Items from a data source
+ + + + + + +

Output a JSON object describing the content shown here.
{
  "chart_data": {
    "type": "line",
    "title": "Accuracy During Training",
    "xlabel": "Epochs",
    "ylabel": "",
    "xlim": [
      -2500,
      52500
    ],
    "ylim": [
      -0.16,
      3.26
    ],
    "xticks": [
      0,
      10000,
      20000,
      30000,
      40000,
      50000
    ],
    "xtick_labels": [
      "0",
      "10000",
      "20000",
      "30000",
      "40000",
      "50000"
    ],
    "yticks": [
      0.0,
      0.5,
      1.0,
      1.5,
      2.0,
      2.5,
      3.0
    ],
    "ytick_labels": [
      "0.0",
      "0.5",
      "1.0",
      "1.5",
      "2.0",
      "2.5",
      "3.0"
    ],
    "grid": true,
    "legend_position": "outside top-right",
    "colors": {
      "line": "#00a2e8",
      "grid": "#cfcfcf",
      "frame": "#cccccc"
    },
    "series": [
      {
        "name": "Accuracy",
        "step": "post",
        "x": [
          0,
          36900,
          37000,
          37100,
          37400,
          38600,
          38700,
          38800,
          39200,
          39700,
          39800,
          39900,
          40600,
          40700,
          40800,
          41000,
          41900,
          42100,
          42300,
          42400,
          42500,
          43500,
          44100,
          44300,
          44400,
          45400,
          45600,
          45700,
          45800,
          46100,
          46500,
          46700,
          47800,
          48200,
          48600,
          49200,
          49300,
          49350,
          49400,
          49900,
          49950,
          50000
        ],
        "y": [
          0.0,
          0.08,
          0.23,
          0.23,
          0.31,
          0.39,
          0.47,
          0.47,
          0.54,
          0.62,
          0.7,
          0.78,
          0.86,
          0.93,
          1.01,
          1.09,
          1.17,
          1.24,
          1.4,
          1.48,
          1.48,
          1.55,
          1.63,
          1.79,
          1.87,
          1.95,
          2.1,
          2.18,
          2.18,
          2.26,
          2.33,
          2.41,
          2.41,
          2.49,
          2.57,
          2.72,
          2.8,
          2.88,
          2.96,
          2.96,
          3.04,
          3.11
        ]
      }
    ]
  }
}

+ + + + + + +

[Aim of the exercise] Output the listing above word for word.

[Answer for this exercise]
Output a JSON object describing the content shown here.
{
  "chart_data": {
    "type": "line",
    "title": "Accuracy During Training",
    "xlabel": "Epochs",
    "ylabel": "",
    "xlim": [
      -2500,
      52500
    ],
    "ylim": [
      -0.16,
      3.26
    ],
    "xticks": [
      0,
      10000,
      20000,
      30000,
      40000,
      50000
    ],
    "xtick_labels": [
      "0",
      "10000",
      "20000",
      "30000",
      "40000",
      "50000"
    ],
    "yticks": [
      0.0,
      0.5,
      1.0,
      1.5,
      2.0,
      2.5,
      3.0
    ],
    "ytick_labels": [
      "0.0",
      "0.5",
      "1.0",
      "1.5",
      "2.0",
      "2.5",
      "3.0"
    ],
    "grid": true,
    "legend_position": "outside top-right",
    "colors": {
      "line": "#00a2e8",
      "grid": "#cfcfcf",
      "frame": "#cccccc"
    },
    "series": [
      {
        "name": "Accuracy",
        "step": "post",
        "x": [
          0,
          36900,
          37000,
          37100,
          37400,
          38600,
          38700,
          38800,
          39200,
          39700,
          39800,
          39900,
          40600,
          40700,
          40800,
          41000,
          41900,
          42100,
          42300,
          42400,
          42500,
          43500,
          44100,
          44300,
          44400,
          45400,
          45600,
          45700,
          45800,
          46100,
          46500,
          46700,
          47800,
          48200,
          48600,
          49200,
          49300,
          49350,
          49400,
          49900,
          49950,
          50000
        ],
        "y": [
          0.0,
          0.08,
          0.23,
          0.23,
          0.31,
          0.39,
          0.47,
          0.47,
          0.54,
          0.62,
          0.7,
          0.78,
          0.86,
          0.93,
          1.01,
          1.09,
          1.17,
          1.24,
          1.4,
          1.48,
          1.48,
          1.55,
          1.63,
          1.79,
          1.87,
          1.95,
          2.1,
          2.18,
          2.18,
          2.26,
          2.33,
          2.41,
          2.41,
          2.49,
          2.57,
          2.72,
          2.8,
          2.88,
          2.96,
          2.96,
          3.04,
          3.11
        ]
      }
    ]
  }
}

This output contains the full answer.